PROBLEM TO WORK ON: Write out each line of the listing as it stands, without the images.

(Entries with figure data)
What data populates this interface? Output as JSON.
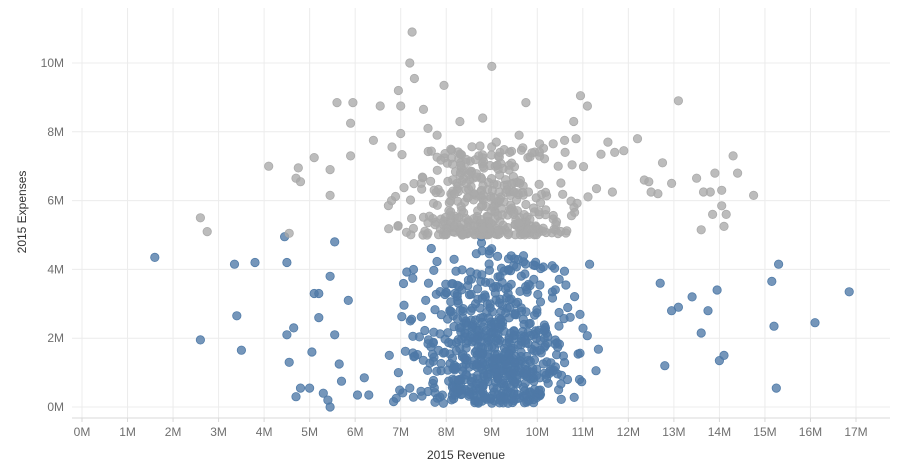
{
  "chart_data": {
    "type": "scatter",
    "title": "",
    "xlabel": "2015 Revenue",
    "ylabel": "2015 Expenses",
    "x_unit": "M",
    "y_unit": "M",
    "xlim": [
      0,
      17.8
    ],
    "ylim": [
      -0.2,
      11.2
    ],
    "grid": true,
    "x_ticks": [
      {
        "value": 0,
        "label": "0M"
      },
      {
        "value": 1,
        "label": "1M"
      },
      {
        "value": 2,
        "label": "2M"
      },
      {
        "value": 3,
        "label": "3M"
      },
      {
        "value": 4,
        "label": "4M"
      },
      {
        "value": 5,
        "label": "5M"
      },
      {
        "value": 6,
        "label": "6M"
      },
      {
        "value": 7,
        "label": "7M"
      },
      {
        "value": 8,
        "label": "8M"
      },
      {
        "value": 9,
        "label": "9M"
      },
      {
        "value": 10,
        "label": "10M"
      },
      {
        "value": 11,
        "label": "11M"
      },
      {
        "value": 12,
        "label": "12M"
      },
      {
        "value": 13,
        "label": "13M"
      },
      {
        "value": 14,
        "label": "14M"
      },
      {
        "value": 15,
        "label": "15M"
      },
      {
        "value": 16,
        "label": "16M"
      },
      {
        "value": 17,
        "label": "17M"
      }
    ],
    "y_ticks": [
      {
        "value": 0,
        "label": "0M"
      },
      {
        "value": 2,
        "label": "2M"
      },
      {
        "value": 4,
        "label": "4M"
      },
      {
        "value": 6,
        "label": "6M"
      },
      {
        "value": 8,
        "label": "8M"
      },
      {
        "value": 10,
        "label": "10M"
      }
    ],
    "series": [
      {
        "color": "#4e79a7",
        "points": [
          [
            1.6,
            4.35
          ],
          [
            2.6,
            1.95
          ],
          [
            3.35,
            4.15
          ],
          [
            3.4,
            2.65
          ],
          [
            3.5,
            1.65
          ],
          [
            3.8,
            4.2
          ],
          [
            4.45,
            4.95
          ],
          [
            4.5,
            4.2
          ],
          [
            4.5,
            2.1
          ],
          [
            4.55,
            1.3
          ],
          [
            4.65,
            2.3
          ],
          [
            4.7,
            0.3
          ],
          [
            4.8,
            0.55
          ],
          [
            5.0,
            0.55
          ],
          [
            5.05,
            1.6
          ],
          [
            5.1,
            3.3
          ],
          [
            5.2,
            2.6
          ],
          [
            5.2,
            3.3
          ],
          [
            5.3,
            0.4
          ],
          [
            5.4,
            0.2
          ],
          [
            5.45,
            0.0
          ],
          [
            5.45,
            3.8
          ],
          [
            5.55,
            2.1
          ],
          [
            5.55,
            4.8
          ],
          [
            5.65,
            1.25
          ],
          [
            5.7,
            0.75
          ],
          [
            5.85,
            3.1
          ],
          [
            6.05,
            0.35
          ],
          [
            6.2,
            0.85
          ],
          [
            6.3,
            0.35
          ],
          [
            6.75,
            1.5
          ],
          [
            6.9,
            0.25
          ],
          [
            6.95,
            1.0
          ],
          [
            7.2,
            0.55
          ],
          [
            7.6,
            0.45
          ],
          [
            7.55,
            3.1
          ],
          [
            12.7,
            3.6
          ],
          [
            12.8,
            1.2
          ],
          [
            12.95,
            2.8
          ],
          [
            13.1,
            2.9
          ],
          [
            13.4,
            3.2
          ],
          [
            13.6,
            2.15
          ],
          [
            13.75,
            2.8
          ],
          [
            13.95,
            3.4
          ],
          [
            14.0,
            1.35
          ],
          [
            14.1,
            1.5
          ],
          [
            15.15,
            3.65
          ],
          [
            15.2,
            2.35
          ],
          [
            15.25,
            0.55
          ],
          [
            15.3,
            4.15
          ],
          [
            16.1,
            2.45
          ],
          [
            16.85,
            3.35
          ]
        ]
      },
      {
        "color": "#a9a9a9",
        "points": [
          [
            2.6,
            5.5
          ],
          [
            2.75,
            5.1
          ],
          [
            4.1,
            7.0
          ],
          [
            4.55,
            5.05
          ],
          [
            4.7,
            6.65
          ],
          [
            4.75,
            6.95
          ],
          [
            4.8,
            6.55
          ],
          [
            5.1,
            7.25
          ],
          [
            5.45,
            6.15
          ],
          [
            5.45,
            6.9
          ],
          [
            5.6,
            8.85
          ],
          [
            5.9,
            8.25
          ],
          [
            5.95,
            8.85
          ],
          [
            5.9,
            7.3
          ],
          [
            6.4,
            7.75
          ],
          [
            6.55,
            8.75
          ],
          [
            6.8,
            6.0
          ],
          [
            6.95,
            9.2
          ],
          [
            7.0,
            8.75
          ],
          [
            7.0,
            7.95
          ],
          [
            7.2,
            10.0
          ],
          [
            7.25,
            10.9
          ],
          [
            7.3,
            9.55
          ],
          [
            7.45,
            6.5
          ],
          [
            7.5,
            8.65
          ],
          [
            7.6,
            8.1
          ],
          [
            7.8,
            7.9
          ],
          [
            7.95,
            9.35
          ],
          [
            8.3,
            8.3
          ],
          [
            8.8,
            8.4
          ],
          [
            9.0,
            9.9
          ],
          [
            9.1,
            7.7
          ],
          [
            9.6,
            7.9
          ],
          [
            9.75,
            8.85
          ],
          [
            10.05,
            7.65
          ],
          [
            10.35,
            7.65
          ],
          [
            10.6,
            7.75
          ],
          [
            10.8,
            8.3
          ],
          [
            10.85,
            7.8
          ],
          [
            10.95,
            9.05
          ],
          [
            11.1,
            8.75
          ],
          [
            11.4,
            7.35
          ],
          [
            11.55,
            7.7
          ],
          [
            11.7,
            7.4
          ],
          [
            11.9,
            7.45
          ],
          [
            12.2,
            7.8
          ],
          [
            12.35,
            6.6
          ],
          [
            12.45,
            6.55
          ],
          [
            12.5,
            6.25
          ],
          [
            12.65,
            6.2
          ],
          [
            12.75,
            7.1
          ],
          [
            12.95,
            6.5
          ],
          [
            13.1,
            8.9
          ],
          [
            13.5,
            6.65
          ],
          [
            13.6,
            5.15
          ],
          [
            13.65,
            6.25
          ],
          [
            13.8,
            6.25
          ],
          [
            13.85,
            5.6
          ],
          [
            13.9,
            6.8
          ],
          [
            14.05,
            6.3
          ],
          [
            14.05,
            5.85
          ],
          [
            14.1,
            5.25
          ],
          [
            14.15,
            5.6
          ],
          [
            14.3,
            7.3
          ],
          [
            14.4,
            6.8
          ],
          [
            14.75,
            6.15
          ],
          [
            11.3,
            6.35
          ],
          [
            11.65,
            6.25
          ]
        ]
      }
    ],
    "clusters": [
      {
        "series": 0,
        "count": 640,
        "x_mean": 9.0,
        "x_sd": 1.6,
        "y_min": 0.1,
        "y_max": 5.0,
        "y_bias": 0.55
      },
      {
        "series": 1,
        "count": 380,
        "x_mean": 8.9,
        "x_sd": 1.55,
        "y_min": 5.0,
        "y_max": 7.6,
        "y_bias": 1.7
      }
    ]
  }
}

CORRECT ANSWER:
What data populates this interface? Output as JSON.
{
  "chart_data": {
    "type": "scatter",
    "title": "",
    "xlabel": "2015 Revenue",
    "ylabel": "2015 Expenses",
    "x_unit": "M",
    "y_unit": "M",
    "xlim": [
      0,
      17.8
    ],
    "ylim": [
      -0.2,
      11.2
    ],
    "grid": true,
    "x_ticks": [
      {
        "value": 0,
        "label": "0M"
      },
      {
        "value": 1,
        "label": "1M"
      },
      {
        "value": 2,
        "label": "2M"
      },
      {
        "value": 3,
        "label": "3M"
      },
      {
        "value": 4,
        "label": "4M"
      },
      {
        "value": 5,
        "label": "5M"
      },
      {
        "value": 6,
        "label": "6M"
      },
      {
        "value": 7,
        "label": "7M"
      },
      {
        "value": 8,
        "label": "8M"
      },
      {
        "value": 9,
        "label": "9M"
      },
      {
        "value": 10,
        "label": "10M"
      },
      {
        "value": 11,
        "label": "11M"
      },
      {
        "value": 12,
        "label": "12M"
      },
      {
        "value": 13,
        "label": "13M"
      },
      {
        "value": 14,
        "label": "14M"
      },
      {
        "value": 15,
        "label": "15M"
      },
      {
        "value": 16,
        "label": "16M"
      },
      {
        "value": 17,
        "label": "17M"
      }
    ],
    "y_ticks": [
      {
        "value": 0,
        "label": "0M"
      },
      {
        "value": 2,
        "label": "2M"
      },
      {
        "value": 4,
        "label": "4M"
      },
      {
        "value": 6,
        "label": "6M"
      },
      {
        "value": 8,
        "label": "8M"
      },
      {
        "value": 10,
        "label": "10M"
      }
    ],
    "series": [
      {
        "color": "#4e79a7",
        "points": [
          [
            1.6,
            4.35
          ],
          [
            2.6,
            1.95
          ],
          [
            3.35,
            4.15
          ],
          [
            3.4,
            2.65
          ],
          [
            3.5,
            1.65
          ],
          [
            3.8,
            4.2
          ],
          [
            4.45,
            4.95
          ],
          [
            4.5,
            4.2
          ],
          [
            4.5,
            2.1
          ],
          [
            4.55,
            1.3
          ],
          [
            4.65,
            2.3
          ],
          [
            4.7,
            0.3
          ],
          [
            4.8,
            0.55
          ],
          [
            5.0,
            0.55
          ],
          [
            5.05,
            1.6
          ],
          [
            5.1,
            3.3
          ],
          [
            5.2,
            2.6
          ],
          [
            5.2,
            3.3
          ],
          [
            5.3,
            0.4
          ],
          [
            5.4,
            0.2
          ],
          [
            5.45,
            0.0
          ],
          [
            5.45,
            3.8
          ],
          [
            5.55,
            2.1
          ],
          [
            5.55,
            4.8
          ],
          [
            5.65,
            1.25
          ],
          [
            5.7,
            0.75
          ],
          [
            5.85,
            3.1
          ],
          [
            6.05,
            0.35
          ],
          [
            6.2,
            0.85
          ],
          [
            6.3,
            0.35
          ],
          [
            6.75,
            1.5
          ],
          [
            6.9,
            0.25
          ],
          [
            6.95,
            1.0
          ],
          [
            7.2,
            0.55
          ],
          [
            7.6,
            0.45
          ],
          [
            7.55,
            3.1
          ],
          [
            12.7,
            3.6
          ],
          [
            12.8,
            1.2
          ],
          [
            12.95,
            2.8
          ],
          [
            13.1,
            2.9
          ],
          [
            13.4,
            3.2
          ],
          [
            13.6,
            2.15
          ],
          [
            13.75,
            2.8
          ],
          [
            13.95,
            3.4
          ],
          [
            14.0,
            1.35
          ],
          [
            14.1,
            1.5
          ],
          [
            15.15,
            3.65
          ],
          [
            15.2,
            2.35
          ],
          [
            15.25,
            0.55
          ],
          [
            15.3,
            4.15
          ],
          [
            16.1,
            2.45
          ],
          [
            16.85,
            3.35
          ]
        ]
      },
      {
        "color": "#a9a9a9",
        "points": [
          [
            2.6,
            5.5
          ],
          [
            2.75,
            5.1
          ],
          [
            4.1,
            7.0
          ],
          [
            4.55,
            5.05
          ],
          [
            4.7,
            6.65
          ],
          [
            4.75,
            6.95
          ],
          [
            4.8,
            6.55
          ],
          [
            5.1,
            7.25
          ],
          [
            5.45,
            6.15
          ],
          [
            5.45,
            6.9
          ],
          [
            5.6,
            8.85
          ],
          [
            5.9,
            8.25
          ],
          [
            5.95,
            8.85
          ],
          [
            5.9,
            7.3
          ],
          [
            6.4,
            7.75
          ],
          [
            6.55,
            8.75
          ],
          [
            6.8,
            6.0
          ],
          [
            6.95,
            9.2
          ],
          [
            7.0,
            8.75
          ],
          [
            7.0,
            7.95
          ],
          [
            7.2,
            10.0
          ],
          [
            7.25,
            10.9
          ],
          [
            7.3,
            9.55
          ],
          [
            7.45,
            6.5
          ],
          [
            7.5,
            8.65
          ],
          [
            7.6,
            8.1
          ],
          [
            7.8,
            7.9
          ],
          [
            7.95,
            9.35
          ],
          [
            8.3,
            8.3
          ],
          [
            8.8,
            8.4
          ],
          [
            9.0,
            9.9
          ],
          [
            9.1,
            7.7
          ],
          [
            9.6,
            7.9
          ],
          [
            9.75,
            8.85
          ],
          [
            10.05,
            7.65
          ],
          [
            10.35,
            7.65
          ],
          [
            10.6,
            7.75
          ],
          [
            10.8,
            8.3
          ],
          [
            10.85,
            7.8
          ],
          [
            10.95,
            9.05
          ],
          [
            11.1,
            8.75
          ],
          [
            11.4,
            7.35
          ],
          [
            11.55,
            7.7
          ],
          [
            11.7,
            7.4
          ],
          [
            11.9,
            7.45
          ],
          [
            12.2,
            7.8
          ],
          [
            12.35,
            6.6
          ],
          [
            12.45,
            6.55
          ],
          [
            12.5,
            6.25
          ],
          [
            12.65,
            6.2
          ],
          [
            12.75,
            7.1
          ],
          [
            12.95,
            6.5
          ],
          [
            13.1,
            8.9
          ],
          [
            13.5,
            6.65
          ],
          [
            13.6,
            5.15
          ],
          [
            13.65,
            6.25
          ],
          [
            13.8,
            6.25
          ],
          [
            13.85,
            5.6
          ],
          [
            13.9,
            6.8
          ],
          [
            14.05,
            6.3
          ],
          [
            14.05,
            5.85
          ],
          [
            14.1,
            5.25
          ],
          [
            14.15,
            5.6
          ],
          [
            14.3,
            7.3
          ],
          [
            14.4,
            6.8
          ],
          [
            14.75,
            6.15
          ],
          [
            11.3,
            6.35
          ],
          [
            11.65,
            6.25
          ]
        ]
      }
    ],
    "clusters": [
      {
        "series": 0,
        "count": 640,
        "x_mean": 9.0,
        "x_sd": 1.6,
        "y_min": 0.1,
        "y_max": 5.0,
        "y_bias": 0.55
      },
      {
        "series": 1,
        "count": 380,
        "x_mean": 8.9,
        "x_sd": 1.55,
        "y_min": 5.0,
        "y_max": 7.6,
        "y_bias": 1.7
      }
    ]
  }
}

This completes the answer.